Lift every line from the entries that includes the word "semester".

>>>>>

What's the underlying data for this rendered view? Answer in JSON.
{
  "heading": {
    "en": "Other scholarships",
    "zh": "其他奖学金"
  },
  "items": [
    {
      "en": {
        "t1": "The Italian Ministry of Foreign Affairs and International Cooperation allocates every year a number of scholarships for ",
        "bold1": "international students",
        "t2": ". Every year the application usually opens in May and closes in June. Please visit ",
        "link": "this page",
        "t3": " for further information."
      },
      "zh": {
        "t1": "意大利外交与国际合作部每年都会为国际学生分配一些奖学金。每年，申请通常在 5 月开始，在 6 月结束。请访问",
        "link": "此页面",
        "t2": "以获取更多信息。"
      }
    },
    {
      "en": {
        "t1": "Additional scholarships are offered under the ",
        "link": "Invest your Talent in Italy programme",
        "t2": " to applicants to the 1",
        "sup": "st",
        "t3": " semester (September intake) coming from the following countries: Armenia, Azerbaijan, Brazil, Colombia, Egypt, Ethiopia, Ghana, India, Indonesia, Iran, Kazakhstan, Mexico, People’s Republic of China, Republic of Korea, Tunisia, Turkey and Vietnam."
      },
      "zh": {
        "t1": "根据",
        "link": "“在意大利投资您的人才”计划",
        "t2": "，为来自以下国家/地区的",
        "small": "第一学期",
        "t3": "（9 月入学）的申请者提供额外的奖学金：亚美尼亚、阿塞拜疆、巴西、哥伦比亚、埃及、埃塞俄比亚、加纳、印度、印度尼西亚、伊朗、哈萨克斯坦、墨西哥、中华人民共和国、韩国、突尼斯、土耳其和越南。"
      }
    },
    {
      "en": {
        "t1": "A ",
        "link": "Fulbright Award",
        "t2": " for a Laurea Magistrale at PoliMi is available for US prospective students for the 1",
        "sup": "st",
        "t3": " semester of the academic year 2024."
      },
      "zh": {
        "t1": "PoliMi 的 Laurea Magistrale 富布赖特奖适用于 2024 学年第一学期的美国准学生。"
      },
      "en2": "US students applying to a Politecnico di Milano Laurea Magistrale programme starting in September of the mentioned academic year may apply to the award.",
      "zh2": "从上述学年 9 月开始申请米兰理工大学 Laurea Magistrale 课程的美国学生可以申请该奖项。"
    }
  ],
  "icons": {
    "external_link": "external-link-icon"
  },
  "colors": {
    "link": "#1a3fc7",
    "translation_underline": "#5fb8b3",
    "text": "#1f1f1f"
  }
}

<<<<<

__Worked answer__:
        "t3": " semester (September intake) coming from the following countries: Armenia, Azerbaijan, Brazil, Colombia, Egypt, Ethiopia, Ghana, India, Indonesia, Iran, Kazakhstan, Mexico, People’s Republic of China, Republic of Korea, Tunisia, Turkey and Vietnam."
        "t3": " semester of the academic year 2024."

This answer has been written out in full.